> _What you should do_
Where a line contains the word "variabel", copy that line.
* Begin Supplied data *
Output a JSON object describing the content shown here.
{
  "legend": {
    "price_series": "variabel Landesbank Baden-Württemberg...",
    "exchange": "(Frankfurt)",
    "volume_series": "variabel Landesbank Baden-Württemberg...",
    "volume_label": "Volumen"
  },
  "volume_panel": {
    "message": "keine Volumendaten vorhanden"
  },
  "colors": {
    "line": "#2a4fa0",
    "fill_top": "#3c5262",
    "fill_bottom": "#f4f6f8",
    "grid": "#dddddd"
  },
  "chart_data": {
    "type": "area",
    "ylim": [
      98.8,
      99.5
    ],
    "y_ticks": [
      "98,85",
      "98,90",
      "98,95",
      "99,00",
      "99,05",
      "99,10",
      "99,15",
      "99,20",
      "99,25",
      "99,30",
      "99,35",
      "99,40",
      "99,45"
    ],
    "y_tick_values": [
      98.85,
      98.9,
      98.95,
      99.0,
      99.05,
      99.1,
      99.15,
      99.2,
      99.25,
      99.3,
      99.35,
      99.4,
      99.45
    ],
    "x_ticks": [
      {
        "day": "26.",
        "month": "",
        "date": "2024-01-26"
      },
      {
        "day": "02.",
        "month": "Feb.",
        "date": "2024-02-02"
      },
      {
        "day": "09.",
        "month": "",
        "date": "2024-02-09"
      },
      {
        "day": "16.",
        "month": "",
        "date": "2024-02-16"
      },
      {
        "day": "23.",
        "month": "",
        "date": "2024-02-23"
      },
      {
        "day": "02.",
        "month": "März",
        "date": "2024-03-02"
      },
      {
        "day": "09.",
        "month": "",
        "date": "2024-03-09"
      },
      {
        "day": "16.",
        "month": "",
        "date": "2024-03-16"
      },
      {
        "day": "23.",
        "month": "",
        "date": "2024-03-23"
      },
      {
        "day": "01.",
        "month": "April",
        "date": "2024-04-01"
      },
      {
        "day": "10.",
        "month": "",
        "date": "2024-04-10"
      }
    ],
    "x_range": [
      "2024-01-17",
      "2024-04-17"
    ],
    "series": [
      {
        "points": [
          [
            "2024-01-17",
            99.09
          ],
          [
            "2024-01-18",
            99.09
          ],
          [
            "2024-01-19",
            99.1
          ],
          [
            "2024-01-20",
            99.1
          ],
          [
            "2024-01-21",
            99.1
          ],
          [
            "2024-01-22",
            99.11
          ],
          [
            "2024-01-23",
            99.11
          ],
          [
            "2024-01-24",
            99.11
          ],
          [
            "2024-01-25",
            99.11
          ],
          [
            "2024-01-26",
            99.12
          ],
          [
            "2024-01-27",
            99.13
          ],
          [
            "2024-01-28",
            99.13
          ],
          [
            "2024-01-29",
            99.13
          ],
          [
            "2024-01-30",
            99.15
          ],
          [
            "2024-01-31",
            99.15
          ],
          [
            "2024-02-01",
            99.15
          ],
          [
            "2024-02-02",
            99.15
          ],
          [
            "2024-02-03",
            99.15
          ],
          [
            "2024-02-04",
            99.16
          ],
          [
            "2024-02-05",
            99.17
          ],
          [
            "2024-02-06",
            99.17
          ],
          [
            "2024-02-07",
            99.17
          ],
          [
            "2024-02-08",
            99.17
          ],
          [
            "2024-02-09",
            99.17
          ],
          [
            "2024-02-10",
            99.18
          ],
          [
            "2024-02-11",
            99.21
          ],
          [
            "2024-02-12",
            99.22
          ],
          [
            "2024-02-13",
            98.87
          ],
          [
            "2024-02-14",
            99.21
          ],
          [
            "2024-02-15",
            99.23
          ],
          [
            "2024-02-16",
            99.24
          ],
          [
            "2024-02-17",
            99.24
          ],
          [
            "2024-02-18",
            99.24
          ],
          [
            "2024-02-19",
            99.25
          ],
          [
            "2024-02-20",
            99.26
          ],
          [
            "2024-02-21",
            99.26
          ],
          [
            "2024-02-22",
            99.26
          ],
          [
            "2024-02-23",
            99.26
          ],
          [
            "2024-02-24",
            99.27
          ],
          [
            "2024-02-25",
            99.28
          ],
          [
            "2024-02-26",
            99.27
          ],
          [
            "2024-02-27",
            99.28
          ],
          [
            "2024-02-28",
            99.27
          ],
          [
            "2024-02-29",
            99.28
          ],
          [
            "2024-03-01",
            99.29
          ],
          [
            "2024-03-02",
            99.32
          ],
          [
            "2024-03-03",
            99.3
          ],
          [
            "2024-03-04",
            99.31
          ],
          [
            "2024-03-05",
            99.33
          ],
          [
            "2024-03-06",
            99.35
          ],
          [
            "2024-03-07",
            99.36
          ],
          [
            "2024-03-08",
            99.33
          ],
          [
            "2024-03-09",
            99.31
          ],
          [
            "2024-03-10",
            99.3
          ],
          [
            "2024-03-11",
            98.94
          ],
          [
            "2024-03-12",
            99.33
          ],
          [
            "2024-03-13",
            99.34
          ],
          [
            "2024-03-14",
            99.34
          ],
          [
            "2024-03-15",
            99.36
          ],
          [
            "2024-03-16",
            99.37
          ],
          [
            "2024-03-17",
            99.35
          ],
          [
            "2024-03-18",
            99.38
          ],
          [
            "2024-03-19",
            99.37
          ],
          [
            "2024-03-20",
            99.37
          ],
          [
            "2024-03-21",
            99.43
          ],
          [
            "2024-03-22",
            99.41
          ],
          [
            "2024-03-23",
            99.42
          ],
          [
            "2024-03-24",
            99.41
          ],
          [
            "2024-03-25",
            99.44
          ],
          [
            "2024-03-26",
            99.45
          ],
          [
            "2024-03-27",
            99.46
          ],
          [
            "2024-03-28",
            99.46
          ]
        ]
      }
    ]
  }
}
* End Supplied data *
> _Solution for this exercise_
    "price_series": "variabel Landesbank Baden-Württemberg...",
    "volume_series": "variabel Landesbank Baden-Württemberg...",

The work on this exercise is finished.